§ **Set problem**
Everything in the listing except the pictures should be written out exactly.
===== Entries provided
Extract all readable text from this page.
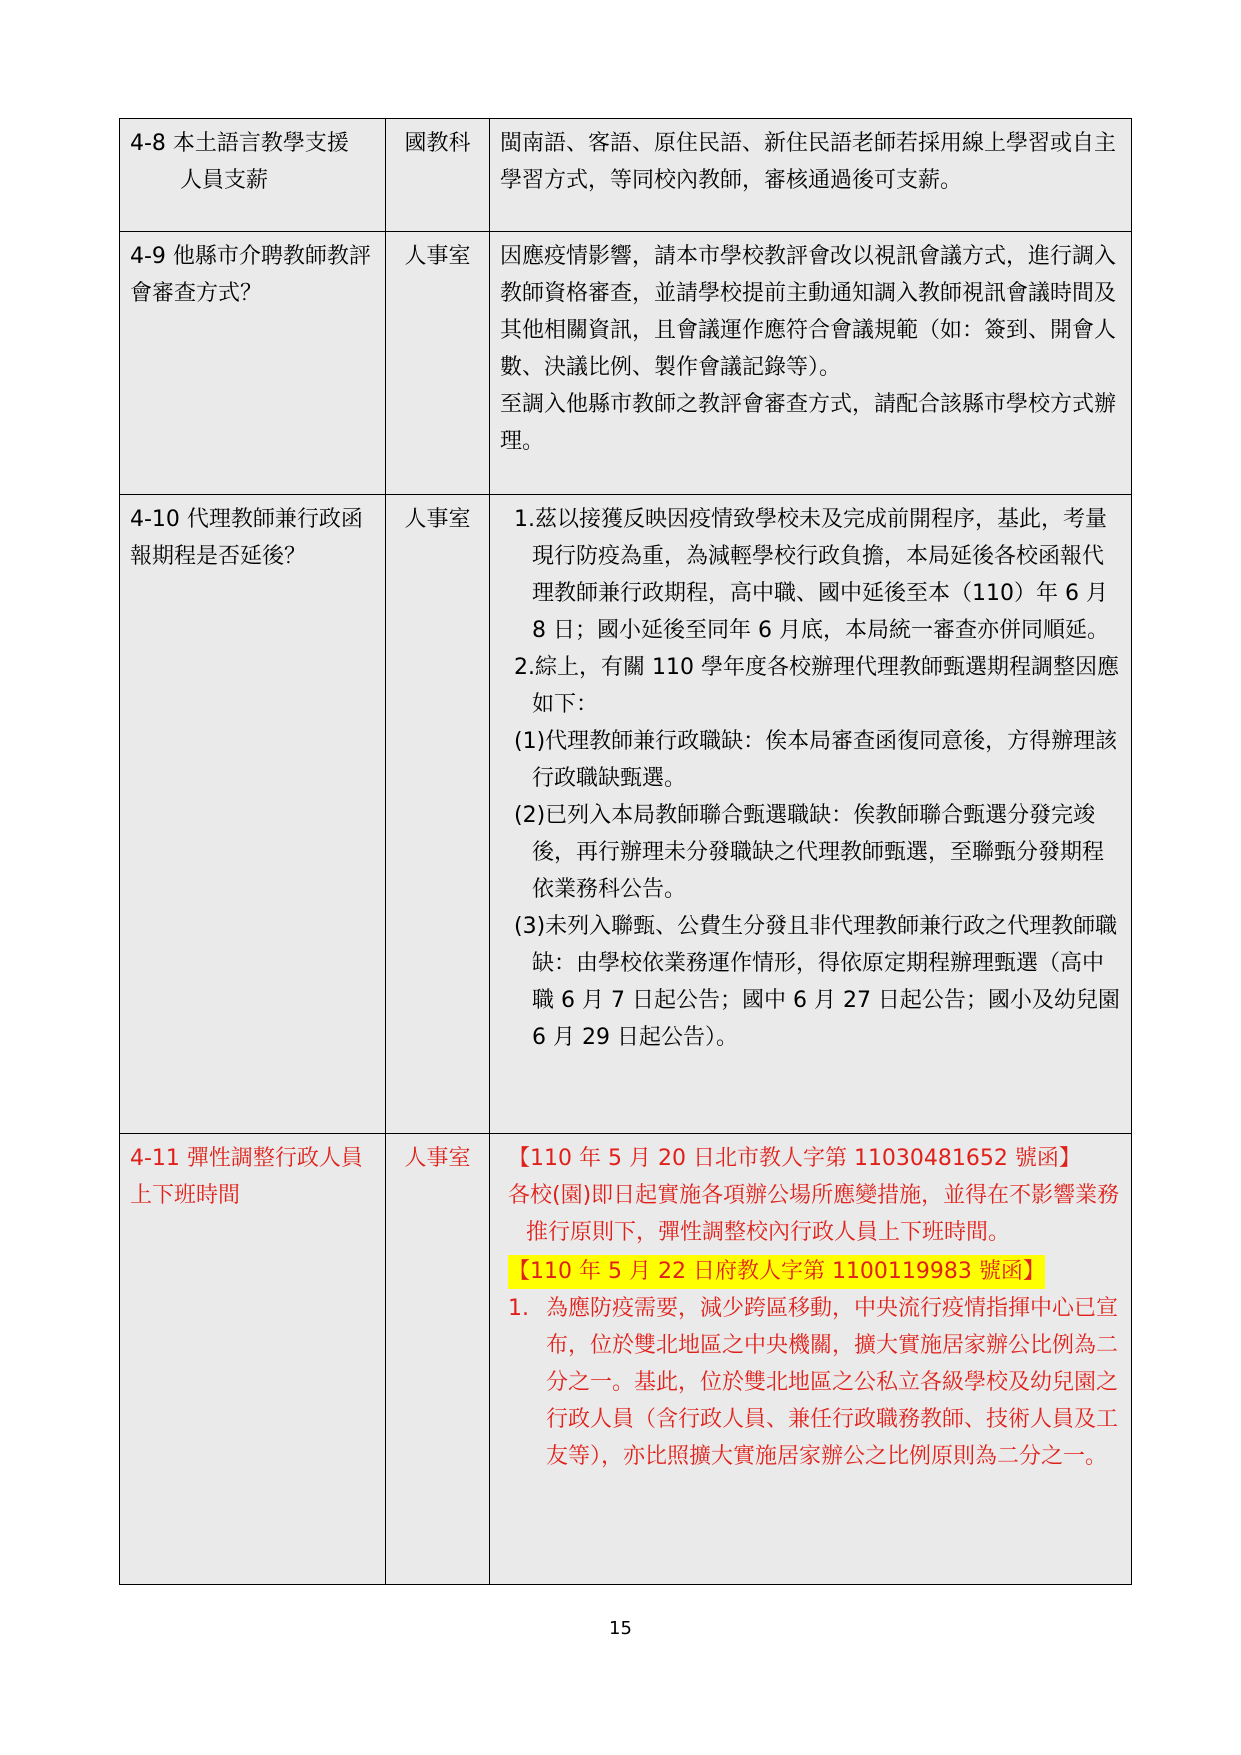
4-8 本土語言教學支援
人員支薪	國教科	閩南語、客語、原住民語、新住民語老師若採用線上學習或自主學習方式，等同校內教師，審核通過後可支薪。

4-9 他縣市介聘教師教評會審查方式？	人事室	因應疫情影響，請本市學校教評會改以視訊會議方式，進行調入教師資格審查，並請學校提前主動通知調入教師視訊會議時間及其他相關資訊，且會議運作應符合會議規範（如：簽到、開會人數、決議比例、製作會議記錄等）。

至調入他縣市教師之教評會審查方式，請配合該縣市學校方式辦理。

4-10 代理教師兼行政函報期程是否延後？	人事室	1.茲以接獲反映因疫情致學校未及完成前開程序，基此，考量現行防疫為重，為減輕學校行政負擔，本局延後各校函報代理教師兼行政期程，高中職、國中延後至本（110）年 6 月 8 日；國小延後至同年 6 月底，本局統一審查亦併同順延。

2.綜上，有關 110 學年度各校辦理代理教師甄選期程調整因應如下：

(1)代理教師兼行政職缺：俟本局審查函復同意後，方得辦理該行政職缺甄選。

(2)已列入本局教師聯合甄選職缺：俟教師聯合甄選分發完竣後，再行辦理未分發職缺之代理教師甄選，至聯甄分發期程依業務科公告。

(3)未列入聯甄、公費生分發且非代理教師兼行政之代理教師職缺：由學校依業務運作情形，得依原定期程辦理甄選（高中職 6 月 7 日起公告；國中 6 月 27 日起公告；國小及幼兒園 6 月 29 日起公告）。

4-11 彈性調整行政人員上下班時間	人事室	【110 年 5 月 20 日北市教人字第 11030481652 號函】

各校(園)即日起實施各項辦公場所應變措施，並得在不影響業務推行原則下，彈性調整校內行政人員上下班時間。

【110 年 5 月 22 日府教人字第 1100119983 號函】

1. 為應防疫需要，減少跨區移動，中央流行疫情指揮中心已宣布，位於雙北地區之中央機關，擴大實施居家辦公比例為二分之一。基此，位於雙北地區之公私立各級學校及幼兒園之行政人員（含行政人員、兼任行政職務教師、技術人員及工友等），亦比照擴大實施居家辦公之比例原則為二分之一。
15
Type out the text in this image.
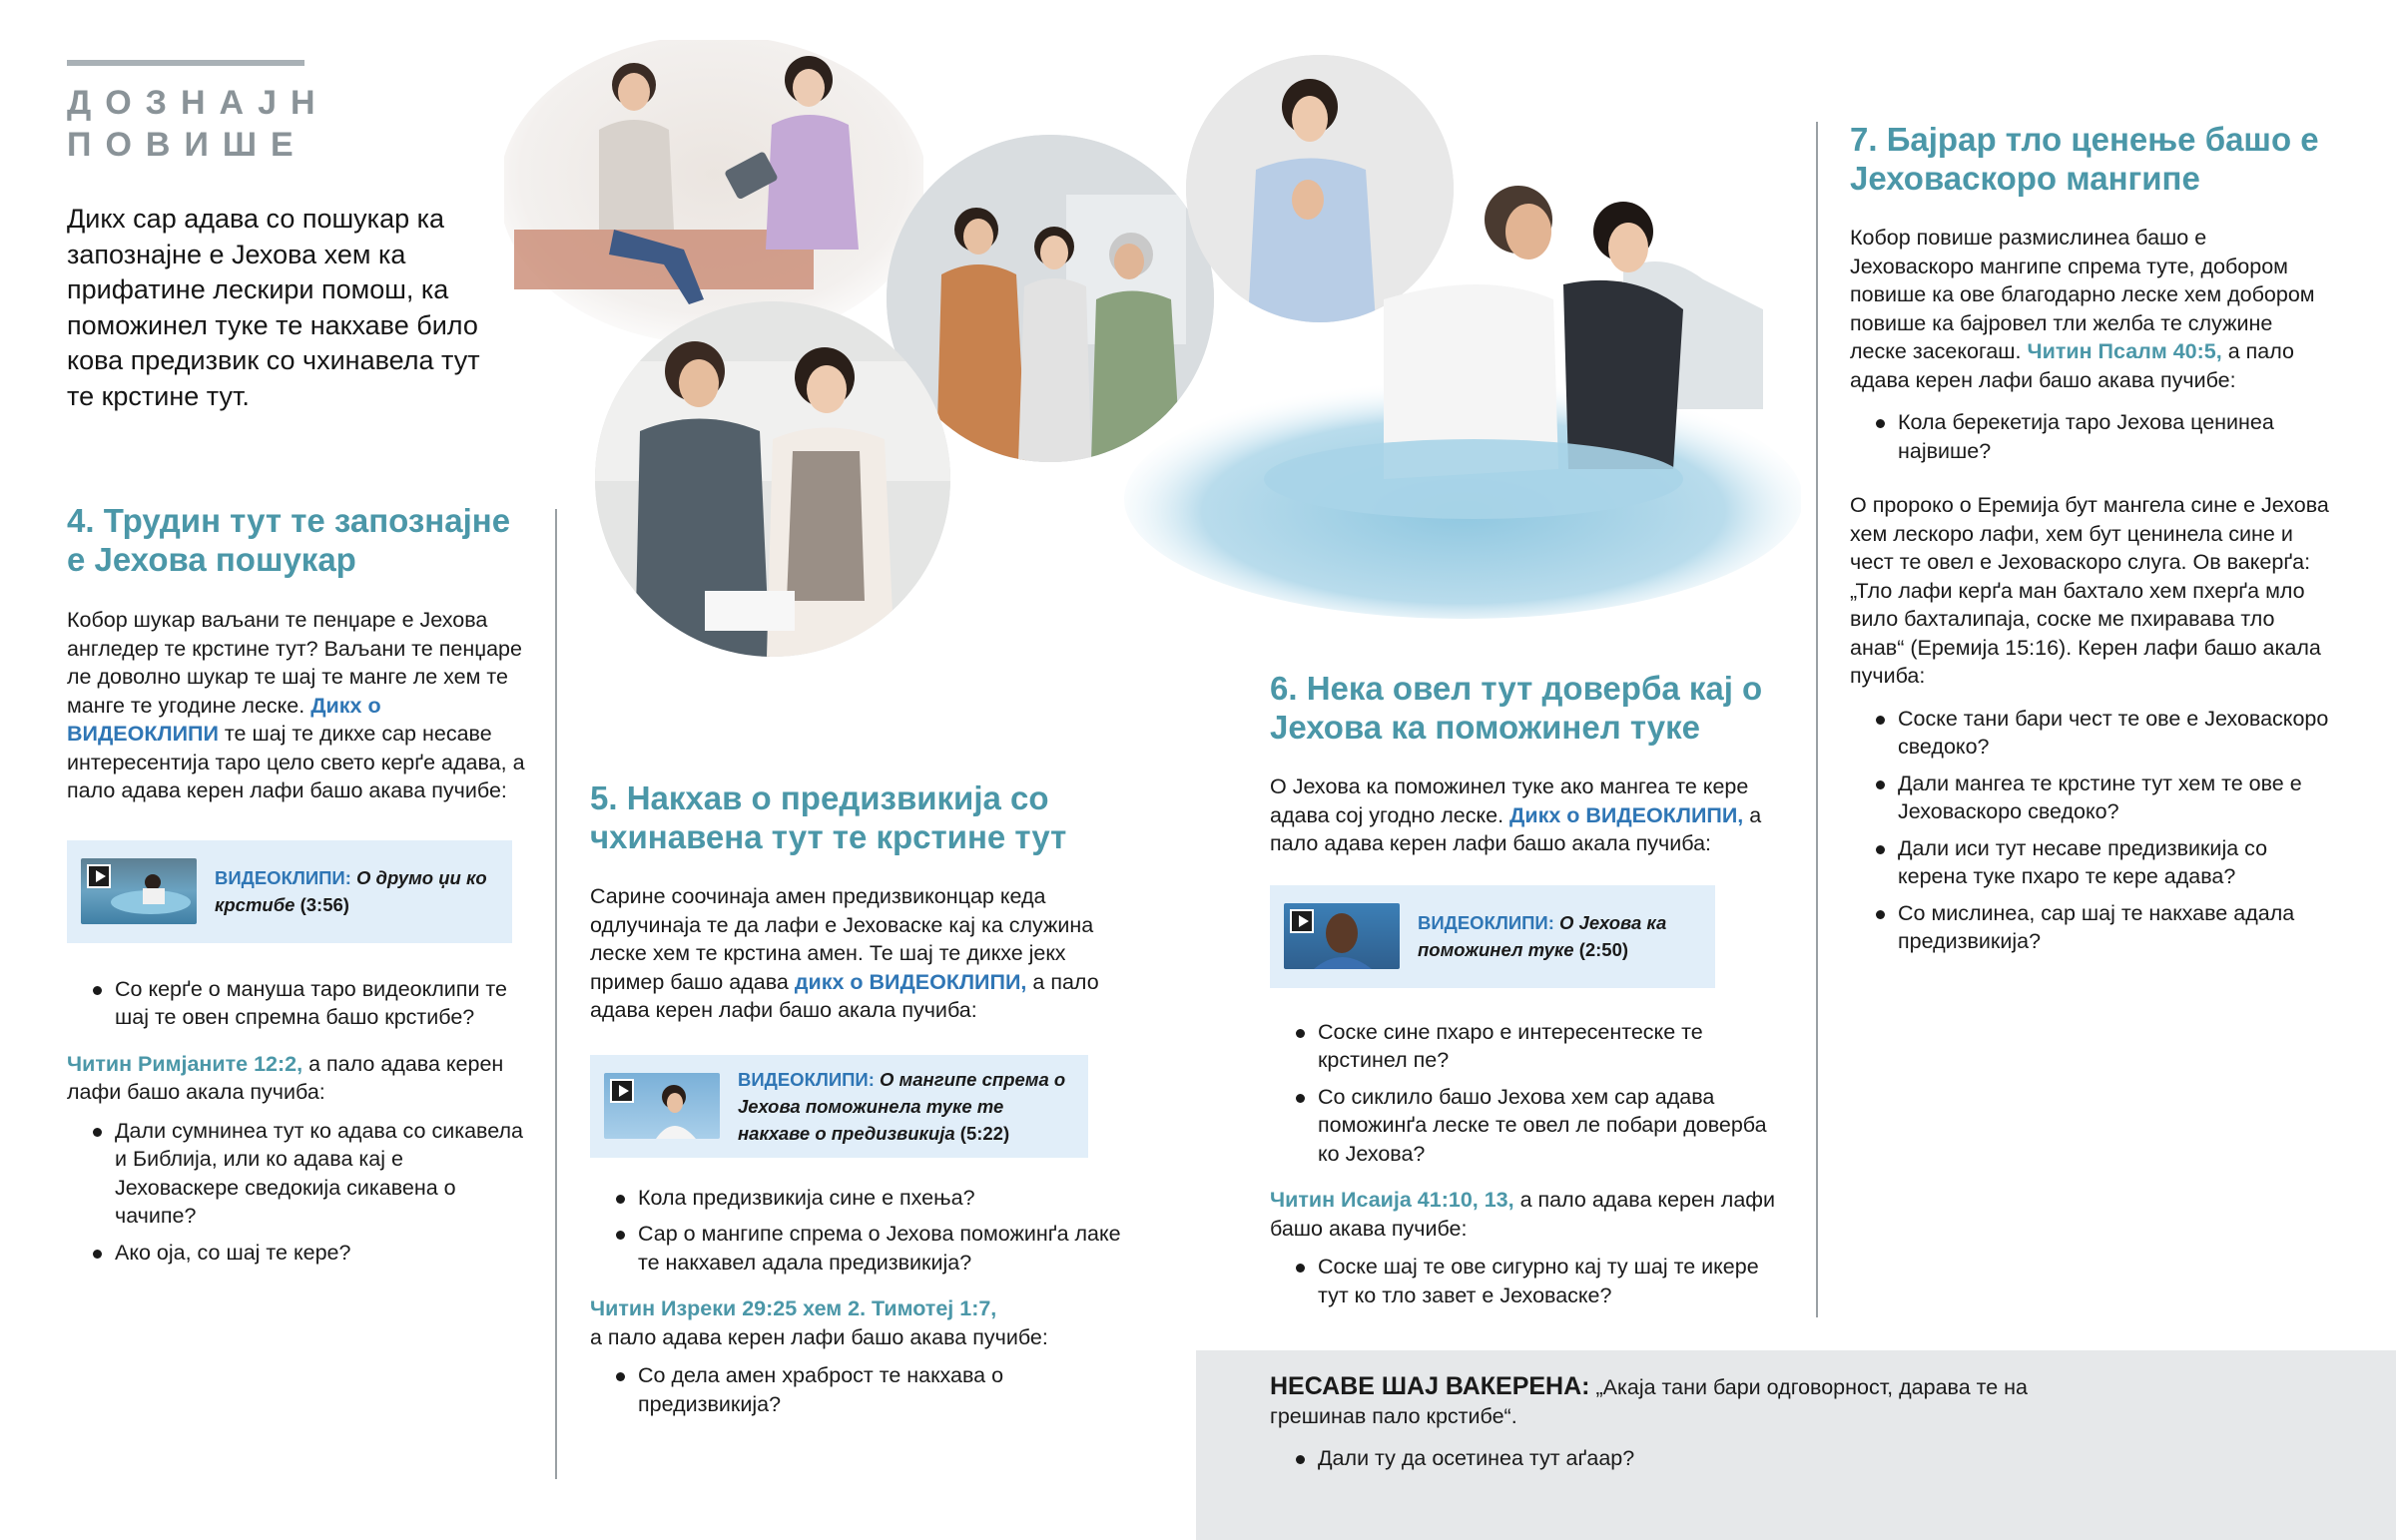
ДОЗНАЈН ПОВИШЕ
Дикх сар адава со пошукар ка запознајне е Јехова хем ка прифатине лескири помош, ка поможинел туке те накхаве било кова предизвик со чхинавела тут те крстине тут.
4. Трудин тут те запознајне е Јехова пошукар
Кобор шукар ваљани те пенџаре е Јехова англедер те крстине тут? Ваљани те пенџаре ле доволно шукар те шај те манге ле хем те манге те угодине леске. Дикх о ВИДЕОКЛИПИ те шај те дикхе сар несаве интересентија таро цело свето керґе адава, а пало адава керен лафи башо акава пучибе:
ВИДЕОКЛИПИ: О друмо џи ко крстибе (3:56)
Со керґе о мануша таро видеоклипи те шај те овен спремна башо крстибе?
Читин Римјаните 12:2, а пало адава керен лафи башо акала пучиба:
Дали сумнинеа тут ко адава со сикавела и Библија, или ко адава кај е Јеховаскере сведокија сикавена о чачипе?
Ако оја, со шај те кере?
5. Накхав о предизвикија со чхинавена тут те крстине тут
Сарине соочинаја амен предизвиконцар кеда одлучинаја те да лафи е Јеховаске кај ка служина леске хем те крстина амен. Те шај те дикхе јекх пример башо адава дикх о ВИДЕОКЛИПИ, а пало адава керен лафи башо акала пучиба:
ВИДЕОКЛИПИ: О мангипе спрема о Јехова поможинела туке те накхаве о предизвикија (5:22)
Кола предизвикија сине е пхења?
Сар о мангипе спрема о Јехова поможинґа лаке те накхавел адала предизвикија?
Читин Изреки 29:25 хем 2. Тимотеј 1:7,
а пало адава керен лафи башо акава пучибе:
Со дела амен храброст те накхава о предизвикија?
6. Нека овел тут доверба кај о Јехова ка поможинел туке
О Јехова ка поможинел туке ако мангеа те кере адава сој угодно леске. Дикх о ВИДЕОКЛИПИ, а пало адава керен лафи башо акала пучиба:
ВИДЕОКЛИПИ: О Јехова ка поможинел туке (2:50)
Соске сине пхаро е интересентеске те крстинел пе?
Со сиклило башо Јехова хем сар адава поможинґа леске те овел ле побари доверба ко Јехова?
Читин Исаија 41:10, 13, а пало адава керен лафи башо акава пучибе:
Соске шај те ове сигурно кај ту шај те икере тут ко тло завет е Јеховаске?
7. Бајрар тло ценење башо е Јеховаскоро мангипе
Кобор повише размислинеа башо е Јеховаскоро мангипе спрема туте, добором повише ка ове благодарно леске хем добором повише ка бајровел тли желба те служине леске засекогаш. Читин Псалм 40:5, а пало адава керен лафи башо акава пучибе:
Кола берекетија таро Јехова ценинеа највише?
О пророко о Еремија бут мангела сине е Јехова хем лескоро лафи, хем бут ценинела сине и чест те овел е Јеховаскоро слуга. Ов вакерґа: „Тло лафи керґа ман бахтало хем пхерґа мло вило бахталипаја, соске ме пхиравава тло анав“ (Еремија 15:16). Керен лафи башо акала пучиба:
Соске тани бари чест те ове е Јеховаскоро сведоко?
Дали мангеа те крстине тут хем те ове е Јеховаскоро сведоко?
Дали иси тут несаве предизвикија со керена туке пхаро те кере адава?
Со мислинеа, сар шај те накхаве адала предизвикија?
НЕСАВЕ ШАЈ ВАКЕРЕНА: „Акаја тани бари одговорност, дарава те на грешинав пало крстибе“.
Дали ту да осетинеа тут аґаар?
==========
§ **Solution**
Extract all readable text from this page.
4-8 本土語言教學支援
人員支薪	國教科	閩南語、客語、原住民語、新住民語老師若採用線上學習或自主學習方式，等同校內教師，審核通過後可支薪。

4-9 他縣市介聘教師教評會審查方式？	人事室	因應疫情影響，請本市學校教評會改以視訊會議方式，進行調入教師資格審查，並請學校提前主動通知調入教師視訊會議時間及其他相關資訊，且會議運作應符合會議規範（如：簽到、開會人數、決議比例、製作會議記錄等）。

至調入他縣市教師之教評會審查方式，請配合該縣市學校方式辦理。

4-10 代理教師兼行政函報期程是否延後？	人事室	1.茲以接獲反映因疫情致學校未及完成前開程序，基此，考量現行防疫為重，為減輕學校行政負擔，本局延後各校函報代理教師兼行政期程，高中職、國中延後至本（110）年 6 月 8 日；國小延後至同年 6 月底，本局統一審查亦併同順延。

2.綜上，有關 110 學年度各校辦理代理教師甄選期程調整因應如下：

(1)代理教師兼行政職缺：俟本局審查函復同意後，方得辦理該行政職缺甄選。

(2)已列入本局教師聯合甄選職缺：俟教師聯合甄選分發完竣後，再行辦理未分發職缺之代理教師甄選，至聯甄分發期程依業務科公告。

(3)未列入聯甄、公費生分發且非代理教師兼行政之代理教師職缺：由學校依業務運作情形，得依原定期程辦理甄選（高中職 6 月 7 日起公告；國中 6 月 27 日起公告；國小及幼兒園 6 月 29 日起公告）。

4-11 彈性調整行政人員上下班時間	人事室	【110 年 5 月 20 日北市教人字第 11030481652 號函】

各校(園)即日起實施各項辦公場所應變措施，並得在不影響業務推行原則下，彈性調整校內行政人員上下班時間。

【110 年 5 月 22 日府教人字第 1100119983 號函】

1. 為應防疫需要，減少跨區移動，中央流行疫情指揮中心已宣布，位於雙北地區之中央機關，擴大實施居家辦公比例為二分之一。基此，位於雙北地區之公私立各級學校及幼兒園之行政人員（含行政人員、兼任行政職務教師、技術人員及工友等），亦比照擴大實施居家辦公之比例原則為二分之一。
15
Type out the text in this image.
ДОЗНАЈН ПОВИШЕ
Дикх сар адава со пошукар ка запознајне е Јехова хем ка прифатине лескири помош, ка поможинел туке те накхаве било кова предизвик со чхинавела тут те крстине тут.
4. Трудин тут те запознајне е Јехова пошукар
Кобор шукар ваљани те пенџаре е Јехова англедер те крстине тут? Ваљани те пенџаре ле доволно шукар те шај те манге ле хем те манге те угодине леске. Дикх о ВИДЕОКЛИПИ те шај те дикхе сар несаве интересентија таро цело свето керґе адава, а пало адава керен лафи башо акава пучибе:
ВИДЕОКЛИПИ: О друмо џи ко крстибе (3:56)
Со керґе о мануша таро видеоклипи те шај те овен спремна башо крстибе?
Читин Римјаните 12:2, а пало адава керен лафи башо акала пучиба:
Дали сумнинеа тут ко адава со сикавела и Библија, или ко адава кај е Јеховаскере сведокија сикавена о чачипе?
Ако оја, со шај те кере?
5. Накхав о предизвикија со чхинавена тут те крстине тут
Сарине соочинаја амен предизвиконцар кеда одлучинаја те да лафи е Јеховаске кај ка служина леске хем те крстина амен. Те шај те дикхе јекх пример башо адава дикх о ВИДЕОКЛИПИ, а пало адава керен лафи башо акала пучиба:
ВИДЕОКЛИПИ: О мангипе спрема о Јехова поможинела туке те накхаве о предизвикија (5:22)
Кола предизвикија сине е пхења?
Сар о мангипе спрема о Јехова поможинґа лаке те накхавел адала предизвикија?
Читин Изреки 29:25 хем 2. Тимотеј 1:7,
а пало адава керен лафи башо акава пучибе:
Со дела амен храброст те накхава о предизвикија?
6. Нека овел тут доверба кај о Јехова ка поможинел туке
О Јехова ка поможинел туке ако мангеа те кере адава сој угодно леске. Дикх о ВИДЕОКЛИПИ, а пало адава керен лафи башо акала пучиба:
ВИДЕОКЛИПИ: О Јехова ка поможинел туке (2:50)
Соске сине пхаро е интересентеске те крстинел пе?
Со сиклило башо Јехова хем сар адава поможинґа леске те овел ле побари доверба ко Јехова?
Читин Исаија 41:10, 13, а пало адава керен лафи башо акава пучибе:
Соске шај те ове сигурно кај ту шај те икере тут ко тло завет е Јеховаске?
7. Бајрар тло ценење башо е Јеховаскоро мангипе
Кобор повише размислинеа башо е Јеховаскоро мангипе спрема туте, добором повише ка ове благодарно леске хем добором повише ка бајровел тли желба те служине леске засекогаш. Читин Псалм 40:5, а пало адава керен лафи башо акава пучибе:
Кола берекетија таро Јехова ценинеа највише?
О пророко о Еремија бут мангела сине е Јехова хем лескоро лафи, хем бут ценинела сине и чест те овел е Јеховаскоро слуга. Ов вакерґа: „Тло лафи керґа ман бахтало хем пхерґа мло вило бахталипаја, соске ме пхиравава тло анав“ (Еремија 15:16). Керен лафи башо акала пучиба:
Соске тани бари чест те ове е Јеховаскоро сведоко?
Дали мангеа те крстине тут хем те ове е Јеховаскоро сведоко?
Дали иси тут несаве предизвикија со керена туке пхаро те кере адава?
Со мислинеа, сар шај те накхаве адала предизвикија?
НЕСАВЕ ШАЈ ВАКЕРЕНА: „Акаја тани бари одговорност, дарава те на грешинав пало крстибе“.
Дали ту да осетинеа тут аґаар?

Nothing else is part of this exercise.